● Set exercise:
Select the lines below containing the word "文科综合".

[Data entries]
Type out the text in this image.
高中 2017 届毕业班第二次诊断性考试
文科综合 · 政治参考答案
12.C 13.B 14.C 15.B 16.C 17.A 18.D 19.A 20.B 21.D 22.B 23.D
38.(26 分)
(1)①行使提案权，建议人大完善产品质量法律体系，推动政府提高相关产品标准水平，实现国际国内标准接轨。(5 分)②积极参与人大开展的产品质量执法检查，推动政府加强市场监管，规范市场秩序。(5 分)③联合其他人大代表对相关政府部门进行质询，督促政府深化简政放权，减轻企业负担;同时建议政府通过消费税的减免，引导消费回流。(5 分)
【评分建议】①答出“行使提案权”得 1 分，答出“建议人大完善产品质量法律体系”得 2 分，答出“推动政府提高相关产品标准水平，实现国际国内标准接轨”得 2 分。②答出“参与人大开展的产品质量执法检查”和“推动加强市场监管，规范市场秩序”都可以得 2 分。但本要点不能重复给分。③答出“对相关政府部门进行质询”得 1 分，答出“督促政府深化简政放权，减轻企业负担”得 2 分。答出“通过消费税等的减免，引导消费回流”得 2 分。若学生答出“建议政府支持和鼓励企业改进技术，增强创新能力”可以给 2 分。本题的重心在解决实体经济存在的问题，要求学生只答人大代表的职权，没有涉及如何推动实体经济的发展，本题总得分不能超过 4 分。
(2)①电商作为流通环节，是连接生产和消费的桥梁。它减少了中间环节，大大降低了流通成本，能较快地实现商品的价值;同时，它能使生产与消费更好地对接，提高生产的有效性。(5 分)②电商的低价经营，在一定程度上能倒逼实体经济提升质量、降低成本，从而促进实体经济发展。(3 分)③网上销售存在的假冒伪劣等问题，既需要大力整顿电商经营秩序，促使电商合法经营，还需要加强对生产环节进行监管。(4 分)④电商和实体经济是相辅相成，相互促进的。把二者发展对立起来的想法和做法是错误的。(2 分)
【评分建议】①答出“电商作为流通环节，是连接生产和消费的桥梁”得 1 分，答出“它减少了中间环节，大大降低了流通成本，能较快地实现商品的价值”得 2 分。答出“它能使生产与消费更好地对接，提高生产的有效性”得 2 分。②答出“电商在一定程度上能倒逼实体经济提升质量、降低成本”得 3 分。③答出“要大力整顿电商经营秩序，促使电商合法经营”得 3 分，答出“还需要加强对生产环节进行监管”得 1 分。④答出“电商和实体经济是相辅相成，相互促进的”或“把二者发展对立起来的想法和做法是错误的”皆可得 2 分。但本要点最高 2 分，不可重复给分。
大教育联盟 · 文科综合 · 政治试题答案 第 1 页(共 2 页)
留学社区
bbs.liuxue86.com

● Output below:
文科综合 · 政治参考答案
大教育联盟 · 文科综合 · 政治试题答案 第 1 页(共 2 页)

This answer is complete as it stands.